▶ What the exercise asks: Report the count of lines that carry the string "title", and add nothing.

>> Begin Information shown

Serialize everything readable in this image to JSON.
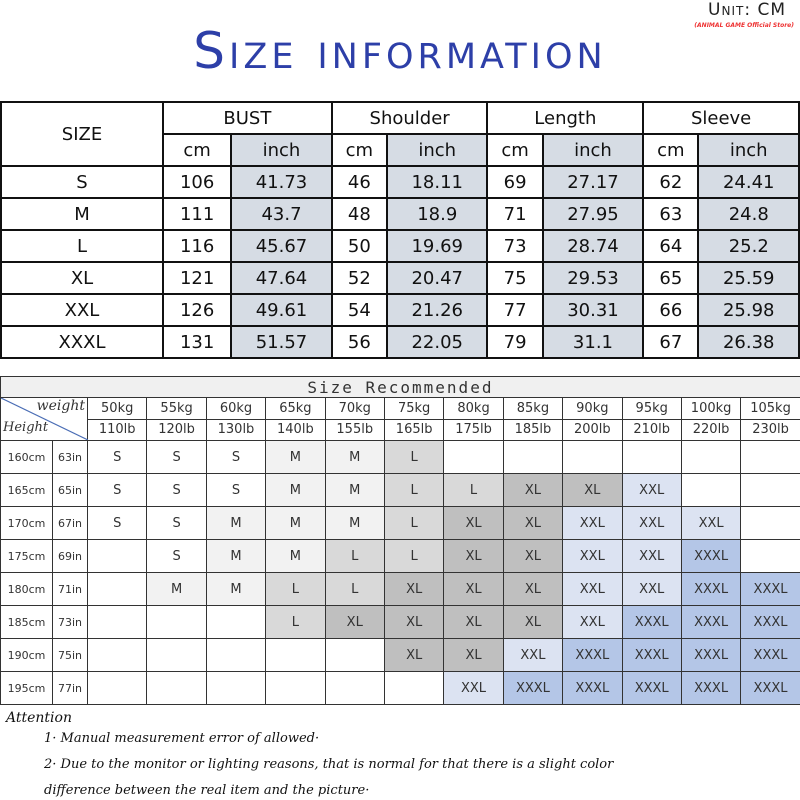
{
  "header": {
    "title": "Size information",
    "unit": "Unit: CM",
    "store": "(ANIMAL GAME Official Store)",
    "watermark": "ANIMAL GAME Official Store"
  },
  "size_table": {
    "size_label": "SIZE",
    "groups": [
      "BUST",
      "Shoulder",
      "Length",
      "Sleeve"
    ],
    "sub": [
      "cm",
      "inch"
    ],
    "rows": [
      [
        "S",
        "106",
        "41.73",
        "46",
        "18.11",
        "69",
        "27.17",
        "62",
        "24.41"
      ],
      [
        "M",
        "111",
        "43.7",
        "48",
        "18.9",
        "71",
        "27.95",
        "63",
        "24.8"
      ],
      [
        "L",
        "116",
        "45.67",
        "50",
        "19.69",
        "73",
        "28.74",
        "64",
        "25.2"
      ],
      [
        "XL",
        "121",
        "47.64",
        "52",
        "20.47",
        "75",
        "29.53",
        "65",
        "25.59"
      ],
      [
        "XXL",
        "126",
        "49.61",
        "54",
        "21.26",
        "77",
        "30.31",
        "66",
        "25.98"
      ],
      [
        "XXXL",
        "131",
        "51.57",
        "56",
        "22.05",
        "79",
        "31.1",
        "67",
        "26.38"
      ]
    ]
  },
  "recommend": {
    "title": "Size Recommended",
    "weight_label": "weight",
    "height_label": "Height",
    "kg": [
      "50kg",
      "55kg",
      "60kg",
      "65kg",
      "70kg",
      "75kg",
      "80kg",
      "85kg",
      "90kg",
      "95kg",
      "100kg",
      "105kg"
    ],
    "lb": [
      "110lb",
      "120lb",
      "130lb",
      "140lb",
      "155lb",
      "165lb",
      "175lb",
      "185lb",
      "200lb",
      "210lb",
      "220lb",
      "230lb"
    ],
    "rows": [
      {
        "cm": "160cm",
        "in": "63in",
        "sizes": [
          "S",
          "S",
          "S",
          "M",
          "M",
          "L",
          "",
          "",
          "",
          "",
          "",
          ""
        ]
      },
      {
        "cm": "165cm",
        "in": "65in",
        "sizes": [
          "S",
          "S",
          "S",
          "M",
          "M",
          "L",
          "L",
          "XL",
          "XL",
          "XXL",
          "",
          ""
        ]
      },
      {
        "cm": "170cm",
        "in": "67in",
        "sizes": [
          "S",
          "S",
          "M",
          "M",
          "M",
          "L",
          "XL",
          "XL",
          "XXL",
          "XXL",
          "XXL",
          ""
        ]
      },
      {
        "cm": "175cm",
        "in": "69in",
        "sizes": [
          "",
          "S",
          "M",
          "M",
          "L",
          "L",
          "XL",
          "XL",
          "XXL",
          "XXL",
          "XXXL",
          ""
        ]
      },
      {
        "cm": "180cm",
        "in": "71in",
        "sizes": [
          "",
          "M",
          "M",
          "L",
          "L",
          "XL",
          "XL",
          "XL",
          "XXL",
          "XXL",
          "XXXL",
          "XXXL"
        ]
      },
      {
        "cm": "185cm",
        "in": "73in",
        "sizes": [
          "",
          "",
          "",
          "L",
          "XL",
          "XL",
          "XL",
          "XL",
          "XXL",
          "XXXL",
          "XXXL",
          "XXXL"
        ]
      },
      {
        "cm": "190cm",
        "in": "75in",
        "sizes": [
          "",
          "",
          "",
          "",
          "",
          "XL",
          "XL",
          "XXL",
          "XXXL",
          "XXXL",
          "XXXL",
          "XXXL"
        ]
      },
      {
        "cm": "195cm",
        "in": "77in",
        "sizes": [
          "",
          "",
          "",
          "",
          "",
          "",
          "XXL",
          "XXXL",
          "XXXL",
          "XXXL",
          "XXXL",
          "XXXL"
        ]
      }
    ]
  },
  "attention": {
    "title": "Attention",
    "notes": [
      "1· Manual measurement error of allowed·",
      "2·  Due to the monitor or lighting reasons, that is normal for that there is a slight color",
      "difference between the real item and the picture·"
    ]
  },
  "colors": {
    "title": "#2d3fa8",
    "inch_bg": "#d6dce4",
    "S": "#ffffff",
    "M": "#f2f2f2",
    "L": "#d9d9d9",
    "XL": "#bfbfbf",
    "XXL": "#dce3f2",
    "XXXL": "#b4c6e7"
  }
}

>> End Information shown

▶ Solution to this exercise: 4